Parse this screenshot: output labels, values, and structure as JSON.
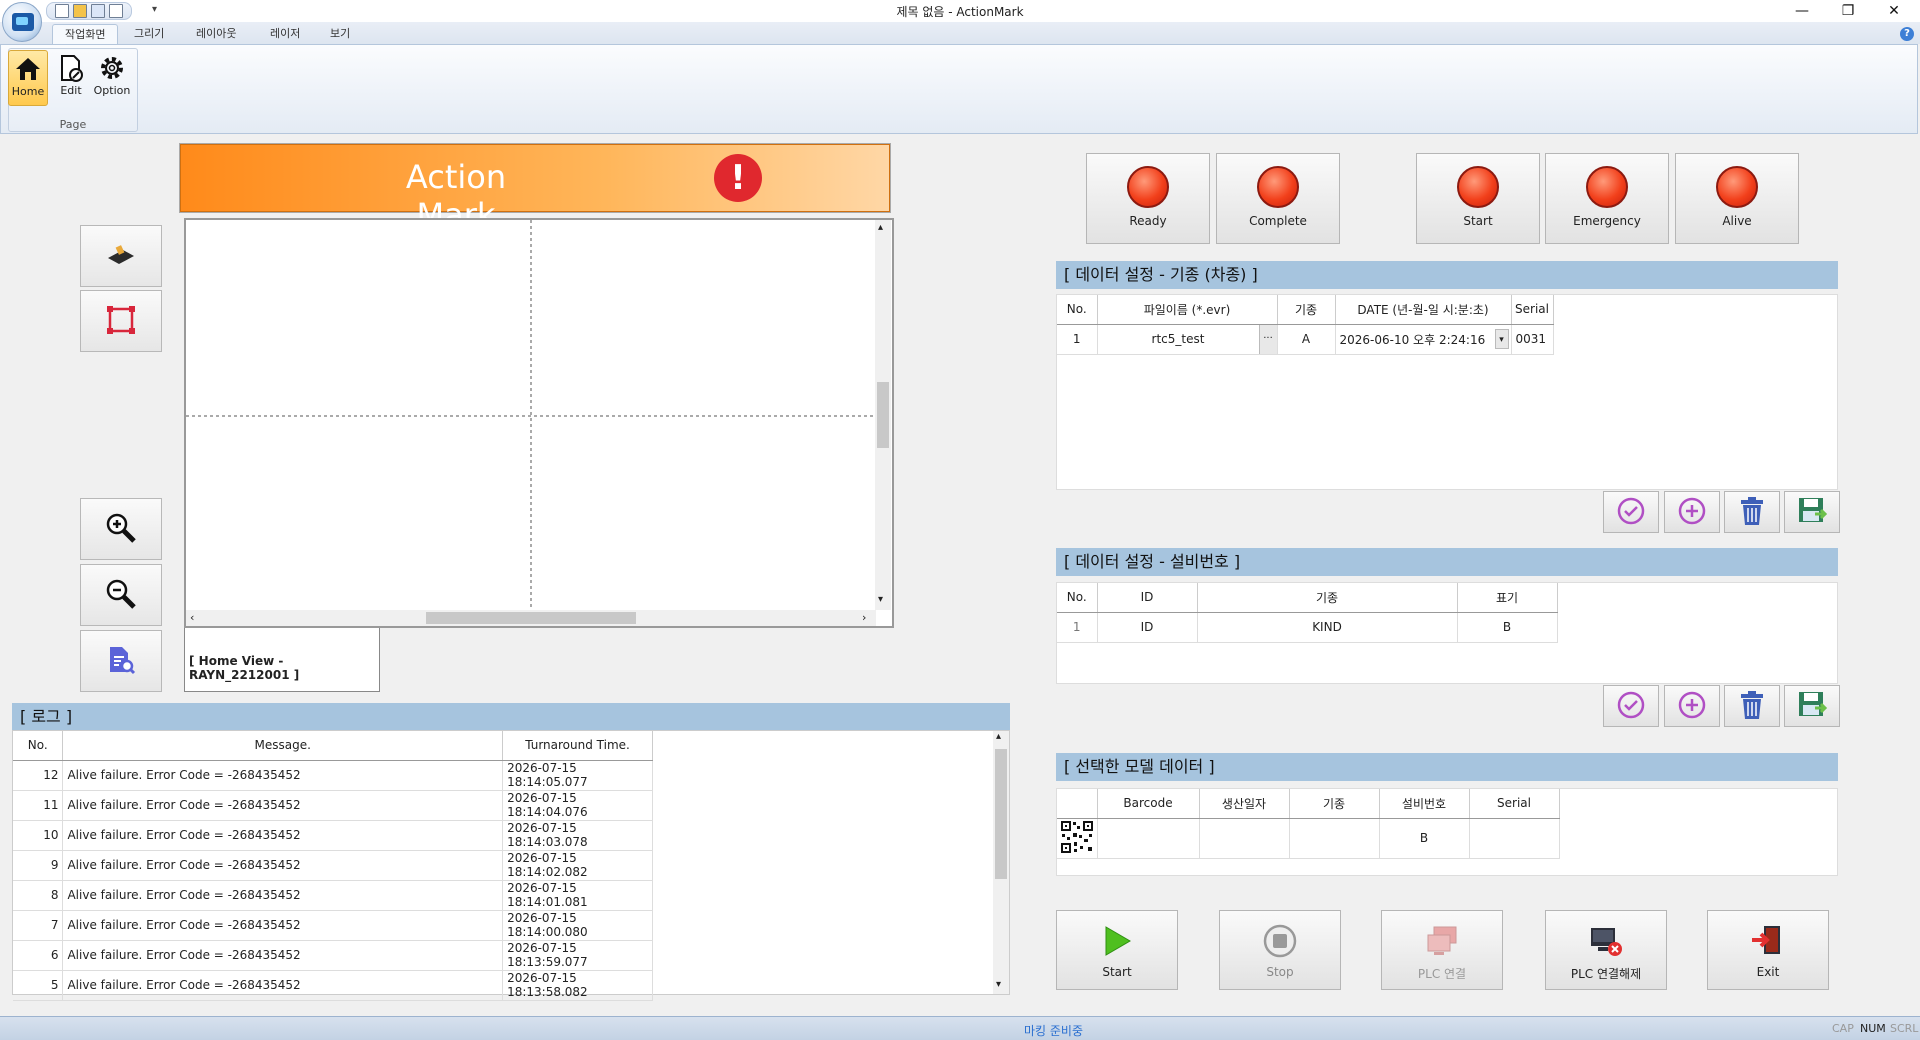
{
  "window": {
    "title": "제목 없음 - ActionMark",
    "minimize": "—",
    "restore": "❐",
    "close": "✕"
  },
  "ribbon": {
    "tabs": [
      "작업화면",
      "그리기",
      "레이아웃",
      "레이저",
      "보기"
    ],
    "qat_dropdown": "▾",
    "help": "?",
    "page_group": {
      "label": "Page",
      "buttons": [
        {
          "label": "Home",
          "icon": "home-icon"
        },
        {
          "label": "Edit",
          "icon": "edit-document-icon"
        },
        {
          "label": "Option",
          "icon": "gear-icon"
        }
      ]
    }
  },
  "banner": {
    "title": "Action Mark",
    "alert_glyph": "!"
  },
  "canvas": {
    "view_tab": "[  Home View - RAYN_2212001  ]"
  },
  "log": {
    "header": "[ 로그 ]",
    "columns": [
      "No.",
      "Message.",
      "Turnaround Time."
    ],
    "rows": [
      [
        "12",
        "Alive failure. Error Code = -268435452",
        "2026-07-15 18:14:05.077"
      ],
      [
        "11",
        "Alive failure. Error Code = -268435452",
        "2026-07-15 18:14:04.076"
      ],
      [
        "10",
        "Alive failure. Error Code = -268435452",
        "2026-07-15 18:14:03.078"
      ],
      [
        "9",
        "Alive failure. Error Code = -268435452",
        "2026-07-15 18:14:02.082"
      ],
      [
        "8",
        "Alive failure. Error Code = -268435452",
        "2026-07-15 18:14:01.081"
      ],
      [
        "7",
        "Alive failure. Error Code = -268435452",
        "2026-07-15 18:14:00.080"
      ],
      [
        "6",
        "Alive failure. Error Code = -268435452",
        "2026-07-15 18:13:59.077"
      ],
      [
        "5",
        "Alive failure. Error Code = -268435452",
        "2026-07-15 18:13:58.082"
      ]
    ]
  },
  "status_lamps": [
    "Ready",
    "Complete",
    "Start",
    "Emergency",
    "Alive"
  ],
  "model_settings": {
    "header": "[ 데이터 설정 - 기종 (차종) ]",
    "columns": [
      "No.",
      "파일이름 (*.evr)",
      "기종",
      "DATE (년-월-일 시:분:초)",
      "Serial"
    ],
    "row": {
      "no": "1",
      "file": "rtc5_test",
      "browse": "...",
      "kind": "A",
      "date": "2026-06-10  오후 2:24:16",
      "serial": "0031"
    }
  },
  "equipment_settings": {
    "header": "[ 데이터 설정 - 설비번호 ]",
    "columns": [
      "No.",
      "ID",
      "기종",
      "표기"
    ],
    "row": {
      "no": "1",
      "id": "ID",
      "kind": "KIND",
      "mark": "B"
    }
  },
  "selected_model": {
    "header": "[ 선택한 모델 데이터 ]",
    "columns": [
      "",
      "Barcode",
      "생산일자",
      "기종",
      "설비번호",
      "Serial"
    ],
    "row": {
      "barcode": "",
      "date": "",
      "kind": "",
      "equip": "B",
      "serial": ""
    }
  },
  "actions": {
    "start": "Start",
    "stop": "Stop",
    "plc_connect": "PLC 연결",
    "plc_disconnect": "PLC 연결해제",
    "exit": "Exit"
  },
  "statusbar": {
    "message": "마킹 준비중",
    "cap": "CAP",
    "num": "NUM",
    "scrl": "SCRL"
  },
  "colors": {
    "accent_orange": "#ff8a1a",
    "lamp_red": "#f2401b",
    "section_header": "#a6c4de",
    "icon_purple": "#b04fc4"
  }
}
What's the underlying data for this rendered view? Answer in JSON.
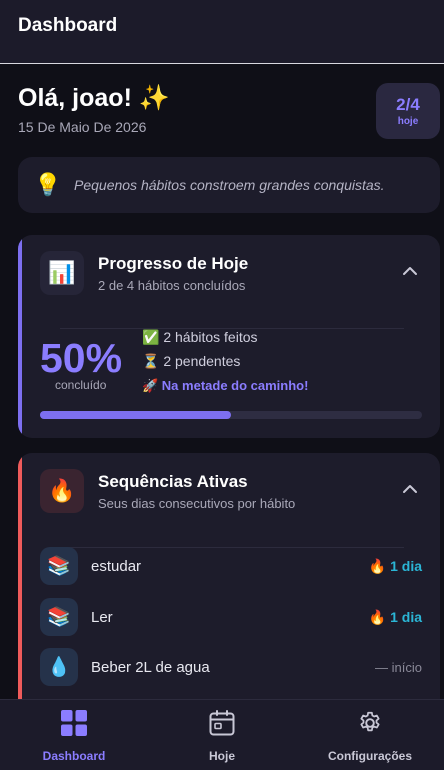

### [EXERCISE]
Find the word "JSON" in the entries above and gather every line that holds it.

### [ANSWER TO THE EXERCISE]
Parse this screenshot: output labels, values, and structure as JSON.
What's the underlying data for this rendered view? Answer in JSON.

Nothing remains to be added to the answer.